### DATASET ROWS
━━━━

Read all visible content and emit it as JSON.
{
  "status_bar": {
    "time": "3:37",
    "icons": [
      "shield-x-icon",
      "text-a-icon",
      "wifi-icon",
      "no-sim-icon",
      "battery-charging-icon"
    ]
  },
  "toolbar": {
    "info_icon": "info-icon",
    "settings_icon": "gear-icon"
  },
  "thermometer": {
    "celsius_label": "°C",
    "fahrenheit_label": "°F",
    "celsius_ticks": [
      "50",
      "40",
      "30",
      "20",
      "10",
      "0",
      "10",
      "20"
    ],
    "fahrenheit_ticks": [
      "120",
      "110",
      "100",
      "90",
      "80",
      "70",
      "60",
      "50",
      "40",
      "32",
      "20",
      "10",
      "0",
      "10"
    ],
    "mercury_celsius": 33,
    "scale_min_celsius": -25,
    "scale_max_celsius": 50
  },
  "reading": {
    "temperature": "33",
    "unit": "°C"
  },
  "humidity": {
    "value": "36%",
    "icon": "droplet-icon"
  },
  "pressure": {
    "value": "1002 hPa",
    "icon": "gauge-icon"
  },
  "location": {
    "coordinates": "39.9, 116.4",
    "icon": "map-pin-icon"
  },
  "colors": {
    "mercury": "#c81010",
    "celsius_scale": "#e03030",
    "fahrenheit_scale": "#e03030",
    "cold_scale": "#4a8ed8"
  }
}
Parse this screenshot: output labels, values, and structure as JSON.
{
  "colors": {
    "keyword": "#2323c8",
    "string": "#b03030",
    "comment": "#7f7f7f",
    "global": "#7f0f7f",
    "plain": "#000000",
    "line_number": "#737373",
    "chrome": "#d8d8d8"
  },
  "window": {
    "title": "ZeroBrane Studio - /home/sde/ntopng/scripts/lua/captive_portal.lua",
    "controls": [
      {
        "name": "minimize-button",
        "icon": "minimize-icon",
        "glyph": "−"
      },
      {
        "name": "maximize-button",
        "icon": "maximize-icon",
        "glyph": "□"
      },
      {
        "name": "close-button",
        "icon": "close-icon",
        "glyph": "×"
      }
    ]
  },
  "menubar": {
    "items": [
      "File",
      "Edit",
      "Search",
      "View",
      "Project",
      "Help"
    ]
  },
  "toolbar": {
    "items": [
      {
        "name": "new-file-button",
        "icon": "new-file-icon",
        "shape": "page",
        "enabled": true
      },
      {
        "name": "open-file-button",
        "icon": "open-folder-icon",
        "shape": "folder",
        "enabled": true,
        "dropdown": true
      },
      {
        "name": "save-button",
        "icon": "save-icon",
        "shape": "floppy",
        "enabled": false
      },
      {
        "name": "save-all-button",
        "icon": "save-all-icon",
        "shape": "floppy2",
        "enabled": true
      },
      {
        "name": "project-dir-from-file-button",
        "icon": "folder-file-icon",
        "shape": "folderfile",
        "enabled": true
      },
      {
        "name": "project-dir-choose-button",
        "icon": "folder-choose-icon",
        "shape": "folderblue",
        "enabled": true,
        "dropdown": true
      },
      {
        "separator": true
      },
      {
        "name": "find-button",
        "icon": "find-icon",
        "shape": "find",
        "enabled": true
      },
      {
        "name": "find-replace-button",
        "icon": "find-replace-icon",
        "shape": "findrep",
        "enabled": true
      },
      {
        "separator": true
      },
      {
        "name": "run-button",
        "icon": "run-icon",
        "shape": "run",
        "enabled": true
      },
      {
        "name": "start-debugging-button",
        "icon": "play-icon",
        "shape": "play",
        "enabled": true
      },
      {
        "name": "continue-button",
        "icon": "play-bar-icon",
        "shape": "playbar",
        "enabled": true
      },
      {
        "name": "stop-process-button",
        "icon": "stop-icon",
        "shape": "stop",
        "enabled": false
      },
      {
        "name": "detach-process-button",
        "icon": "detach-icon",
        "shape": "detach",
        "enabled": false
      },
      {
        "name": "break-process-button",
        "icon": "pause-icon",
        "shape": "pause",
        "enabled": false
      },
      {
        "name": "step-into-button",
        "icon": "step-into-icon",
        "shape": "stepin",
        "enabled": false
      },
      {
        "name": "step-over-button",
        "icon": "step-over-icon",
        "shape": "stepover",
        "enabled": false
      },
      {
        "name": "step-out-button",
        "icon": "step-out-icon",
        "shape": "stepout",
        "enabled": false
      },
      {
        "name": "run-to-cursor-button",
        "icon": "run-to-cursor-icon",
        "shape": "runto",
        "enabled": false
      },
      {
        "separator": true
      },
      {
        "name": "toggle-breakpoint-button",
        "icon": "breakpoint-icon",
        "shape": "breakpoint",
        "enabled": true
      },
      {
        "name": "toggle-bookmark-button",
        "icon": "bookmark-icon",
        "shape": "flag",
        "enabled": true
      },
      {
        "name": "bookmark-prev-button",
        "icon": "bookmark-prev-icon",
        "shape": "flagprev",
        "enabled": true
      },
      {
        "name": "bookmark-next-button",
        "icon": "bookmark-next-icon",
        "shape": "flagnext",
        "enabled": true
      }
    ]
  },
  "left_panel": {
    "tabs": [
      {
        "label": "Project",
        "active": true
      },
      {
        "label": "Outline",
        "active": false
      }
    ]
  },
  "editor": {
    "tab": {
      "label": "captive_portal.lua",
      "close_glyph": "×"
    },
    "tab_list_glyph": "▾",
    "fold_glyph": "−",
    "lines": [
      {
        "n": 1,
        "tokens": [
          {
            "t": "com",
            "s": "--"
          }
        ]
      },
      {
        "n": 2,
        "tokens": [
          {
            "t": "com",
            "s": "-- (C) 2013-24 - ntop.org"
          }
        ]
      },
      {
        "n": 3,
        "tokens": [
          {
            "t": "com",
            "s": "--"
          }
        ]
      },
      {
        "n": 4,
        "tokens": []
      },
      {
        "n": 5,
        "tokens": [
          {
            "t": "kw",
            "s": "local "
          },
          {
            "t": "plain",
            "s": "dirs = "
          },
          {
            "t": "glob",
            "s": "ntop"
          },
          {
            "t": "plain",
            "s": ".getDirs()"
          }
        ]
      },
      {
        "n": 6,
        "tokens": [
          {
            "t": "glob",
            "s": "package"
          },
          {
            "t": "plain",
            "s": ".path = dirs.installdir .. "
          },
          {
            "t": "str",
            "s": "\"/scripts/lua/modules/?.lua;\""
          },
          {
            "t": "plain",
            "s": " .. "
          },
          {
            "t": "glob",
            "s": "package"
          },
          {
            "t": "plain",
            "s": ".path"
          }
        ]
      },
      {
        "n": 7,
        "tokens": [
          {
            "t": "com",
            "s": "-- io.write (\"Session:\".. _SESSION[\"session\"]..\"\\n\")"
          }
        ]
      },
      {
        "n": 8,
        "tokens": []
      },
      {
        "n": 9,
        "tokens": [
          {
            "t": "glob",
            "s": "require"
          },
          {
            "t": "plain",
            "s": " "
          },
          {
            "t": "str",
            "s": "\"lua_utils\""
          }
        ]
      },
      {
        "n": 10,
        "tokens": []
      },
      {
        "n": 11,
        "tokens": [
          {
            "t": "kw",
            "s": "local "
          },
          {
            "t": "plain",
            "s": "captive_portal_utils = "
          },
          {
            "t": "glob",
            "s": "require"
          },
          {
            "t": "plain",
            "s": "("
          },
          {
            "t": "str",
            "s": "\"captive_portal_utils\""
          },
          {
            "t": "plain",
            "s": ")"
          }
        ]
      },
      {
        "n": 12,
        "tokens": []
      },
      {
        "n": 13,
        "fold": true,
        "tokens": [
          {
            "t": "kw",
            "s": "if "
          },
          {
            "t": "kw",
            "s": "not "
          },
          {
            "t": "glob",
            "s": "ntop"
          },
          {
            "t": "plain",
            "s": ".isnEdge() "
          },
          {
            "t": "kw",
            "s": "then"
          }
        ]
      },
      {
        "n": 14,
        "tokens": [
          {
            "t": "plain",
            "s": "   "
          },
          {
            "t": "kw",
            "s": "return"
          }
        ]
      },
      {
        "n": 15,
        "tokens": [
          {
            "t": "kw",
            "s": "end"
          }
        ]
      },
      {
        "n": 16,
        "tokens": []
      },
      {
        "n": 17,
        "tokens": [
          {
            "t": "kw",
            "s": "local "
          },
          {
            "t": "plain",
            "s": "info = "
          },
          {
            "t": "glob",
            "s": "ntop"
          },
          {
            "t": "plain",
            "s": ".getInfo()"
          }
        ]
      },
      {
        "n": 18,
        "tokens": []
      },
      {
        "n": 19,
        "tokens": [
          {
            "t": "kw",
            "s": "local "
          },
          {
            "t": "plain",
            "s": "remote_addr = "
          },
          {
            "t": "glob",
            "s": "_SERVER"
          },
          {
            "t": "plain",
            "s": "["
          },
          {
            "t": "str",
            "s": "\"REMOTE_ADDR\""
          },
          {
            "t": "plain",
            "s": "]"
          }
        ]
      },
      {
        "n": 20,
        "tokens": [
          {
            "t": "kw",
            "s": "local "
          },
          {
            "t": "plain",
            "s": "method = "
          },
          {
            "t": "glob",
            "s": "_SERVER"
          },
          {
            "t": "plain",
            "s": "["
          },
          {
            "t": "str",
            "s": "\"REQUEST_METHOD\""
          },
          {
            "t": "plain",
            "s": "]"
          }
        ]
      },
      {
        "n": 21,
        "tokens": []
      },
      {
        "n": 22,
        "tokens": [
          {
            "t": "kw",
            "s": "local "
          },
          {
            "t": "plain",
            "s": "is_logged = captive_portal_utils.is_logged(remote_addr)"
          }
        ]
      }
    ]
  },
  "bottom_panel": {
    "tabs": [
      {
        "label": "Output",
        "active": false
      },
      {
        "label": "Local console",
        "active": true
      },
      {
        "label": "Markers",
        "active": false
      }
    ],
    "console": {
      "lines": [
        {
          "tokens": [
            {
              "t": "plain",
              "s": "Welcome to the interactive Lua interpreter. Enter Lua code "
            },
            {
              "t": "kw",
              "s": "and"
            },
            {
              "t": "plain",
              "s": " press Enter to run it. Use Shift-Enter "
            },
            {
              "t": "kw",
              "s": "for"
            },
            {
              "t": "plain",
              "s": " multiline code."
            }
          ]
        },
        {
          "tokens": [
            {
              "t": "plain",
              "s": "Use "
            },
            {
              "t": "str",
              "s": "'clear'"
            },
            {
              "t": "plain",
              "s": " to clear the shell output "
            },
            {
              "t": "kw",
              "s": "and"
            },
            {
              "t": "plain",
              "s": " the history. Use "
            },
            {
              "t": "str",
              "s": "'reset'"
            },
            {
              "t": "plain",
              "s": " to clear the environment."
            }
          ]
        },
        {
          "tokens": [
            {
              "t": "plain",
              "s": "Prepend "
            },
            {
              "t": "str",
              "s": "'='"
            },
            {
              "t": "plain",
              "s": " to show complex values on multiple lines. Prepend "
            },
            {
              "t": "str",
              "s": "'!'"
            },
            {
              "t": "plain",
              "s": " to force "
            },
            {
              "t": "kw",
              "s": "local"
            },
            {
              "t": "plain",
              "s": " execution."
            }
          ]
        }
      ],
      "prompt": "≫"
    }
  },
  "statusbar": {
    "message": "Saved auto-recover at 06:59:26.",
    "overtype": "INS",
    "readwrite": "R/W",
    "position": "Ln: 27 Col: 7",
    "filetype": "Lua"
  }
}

━━━━

### TASK
In the entries above, locate every line with the word "minimize" and copy it.

### RESPONSE TO THIS EXERCISE
        "name": "minimize-button",
        "icon": "minimize-icon",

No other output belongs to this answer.